╔══
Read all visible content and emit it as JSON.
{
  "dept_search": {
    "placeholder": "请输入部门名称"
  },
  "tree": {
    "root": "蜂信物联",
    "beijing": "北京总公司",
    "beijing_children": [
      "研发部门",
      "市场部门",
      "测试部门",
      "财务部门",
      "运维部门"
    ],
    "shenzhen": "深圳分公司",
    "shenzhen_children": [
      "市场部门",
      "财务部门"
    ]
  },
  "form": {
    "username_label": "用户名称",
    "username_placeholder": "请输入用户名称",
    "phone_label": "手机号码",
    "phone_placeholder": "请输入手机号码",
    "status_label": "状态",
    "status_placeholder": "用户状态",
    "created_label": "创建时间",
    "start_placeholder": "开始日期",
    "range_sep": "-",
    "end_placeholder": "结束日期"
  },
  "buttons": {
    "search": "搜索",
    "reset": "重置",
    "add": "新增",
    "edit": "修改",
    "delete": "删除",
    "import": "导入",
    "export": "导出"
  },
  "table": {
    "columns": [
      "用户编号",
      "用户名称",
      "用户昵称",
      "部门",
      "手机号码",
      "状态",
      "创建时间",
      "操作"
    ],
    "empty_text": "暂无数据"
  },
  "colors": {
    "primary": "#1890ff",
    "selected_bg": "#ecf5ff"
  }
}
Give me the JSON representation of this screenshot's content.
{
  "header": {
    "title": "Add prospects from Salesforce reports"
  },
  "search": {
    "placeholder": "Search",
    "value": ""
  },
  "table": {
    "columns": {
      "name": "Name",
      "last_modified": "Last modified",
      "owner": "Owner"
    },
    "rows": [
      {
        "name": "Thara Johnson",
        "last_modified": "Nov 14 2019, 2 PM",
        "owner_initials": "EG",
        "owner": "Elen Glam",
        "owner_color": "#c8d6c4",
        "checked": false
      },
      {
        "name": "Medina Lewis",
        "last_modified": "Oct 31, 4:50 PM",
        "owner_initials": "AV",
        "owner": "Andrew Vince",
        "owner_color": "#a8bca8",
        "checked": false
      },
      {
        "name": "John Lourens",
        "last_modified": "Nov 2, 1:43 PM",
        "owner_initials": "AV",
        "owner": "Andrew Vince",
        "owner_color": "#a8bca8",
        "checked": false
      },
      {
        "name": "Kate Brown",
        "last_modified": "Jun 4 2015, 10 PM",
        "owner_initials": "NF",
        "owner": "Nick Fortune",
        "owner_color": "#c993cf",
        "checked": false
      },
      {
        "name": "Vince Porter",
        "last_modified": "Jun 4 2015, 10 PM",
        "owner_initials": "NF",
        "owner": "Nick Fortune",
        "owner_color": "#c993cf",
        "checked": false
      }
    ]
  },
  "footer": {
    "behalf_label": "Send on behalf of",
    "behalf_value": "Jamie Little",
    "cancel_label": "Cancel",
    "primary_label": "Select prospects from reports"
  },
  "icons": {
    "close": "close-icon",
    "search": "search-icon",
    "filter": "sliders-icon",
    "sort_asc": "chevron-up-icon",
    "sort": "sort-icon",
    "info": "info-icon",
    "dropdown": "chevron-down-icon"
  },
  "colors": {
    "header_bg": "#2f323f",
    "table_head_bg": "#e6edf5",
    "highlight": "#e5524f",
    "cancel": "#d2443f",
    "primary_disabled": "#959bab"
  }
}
╚══
Take the data above and return it exactly.

*Full solution*:
Read all visible content and emit it as JSON.
{
  "dept_search": {
    "placeholder": "请输入部门名称"
  },
  "tree": {
    "root": "蜂信物联",
    "beijing": "北京总公司",
    "beijing_children": [
      "研发部门",
      "市场部门",
      "测试部门",
      "财务部门",
      "运维部门"
    ],
    "shenzhen": "深圳分公司",
    "shenzhen_children": [
      "市场部门",
      "财务部门"
    ]
  },
  "form": {
    "username_label": "用户名称",
    "username_placeholder": "请输入用户名称",
    "phone_label": "手机号码",
    "phone_placeholder": "请输入手机号码",
    "status_label": "状态",
    "status_placeholder": "用户状态",
    "created_label": "创建时间",
    "start_placeholder": "开始日期",
    "range_sep": "-",
    "end_placeholder": "结束日期"
  },
  "buttons": {
    "search": "搜索",
    "reset": "重置",
    "add": "新增",
    "edit": "修改",
    "delete": "删除",
    "import": "导入",
    "export": "导出"
  },
  "table": {
    "columns": [
      "用户编号",
      "用户名称",
      "用户昵称",
      "部门",
      "手机号码",
      "状态",
      "创建时间",
      "操作"
    ],
    "empty_text": "暂无数据"
  },
  "colors": {
    "primary": "#1890ff",
    "selected_bg": "#ecf5ff"
  }
}
Give me the JSON representation of this screenshot's content.
{
  "header": {
    "title": "Add prospects from Salesforce reports"
  },
  "search": {
    "placeholder": "Search",
    "value": ""
  },
  "table": {
    "columns": {
      "name": "Name",
      "last_modified": "Last modified",
      "owner": "Owner"
    },
    "rows": [
      {
        "name": "Thara Johnson",
        "last_modified": "Nov 14 2019, 2 PM",
        "owner_initials": "EG",
        "owner": "Elen Glam",
        "owner_color": "#c8d6c4",
        "checked": false
      },
      {
        "name": "Medina Lewis",
        "last_modified": "Oct 31, 4:50 PM",
        "owner_initials": "AV",
        "owner": "Andrew Vince",
        "owner_color": "#a8bca8",
        "checked": false
      },
      {
        "name": "John Lourens",
        "last_modified": "Nov 2, 1:43 PM",
        "owner_initials": "AV",
        "owner": "Andrew Vince",
        "owner_color": "#a8bca8",
        "checked": false
      },
      {
        "name": "Kate Brown",
        "last_modified": "Jun 4 2015, 10 PM",
        "owner_initials": "NF",
        "owner": "Nick Fortune",
        "owner_color": "#c993cf",
        "checked": false
      },
      {
        "name": "Vince Porter",
        "last_modified": "Jun 4 2015, 10 PM",
        "owner_initials": "NF",
        "owner": "Nick Fortune",
        "owner_color": "#c993cf",
        "checked": false
      }
    ]
  },
  "footer": {
    "behalf_label": "Send on behalf of",
    "behalf_value": "Jamie Little",
    "cancel_label": "Cancel",
    "primary_label": "Select prospects from reports"
  },
  "icons": {
    "close": "close-icon",
    "search": "search-icon",
    "filter": "sliders-icon",
    "sort_asc": "chevron-up-icon",
    "sort": "sort-icon",
    "info": "info-icon",
    "dropdown": "chevron-down-icon"
  },
  "colors": {
    "header_bg": "#2f323f",
    "table_head_bg": "#e6edf5",
    "highlight": "#e5524f",
    "cancel": "#d2443f",
    "primary_disabled": "#959bab"
  }
}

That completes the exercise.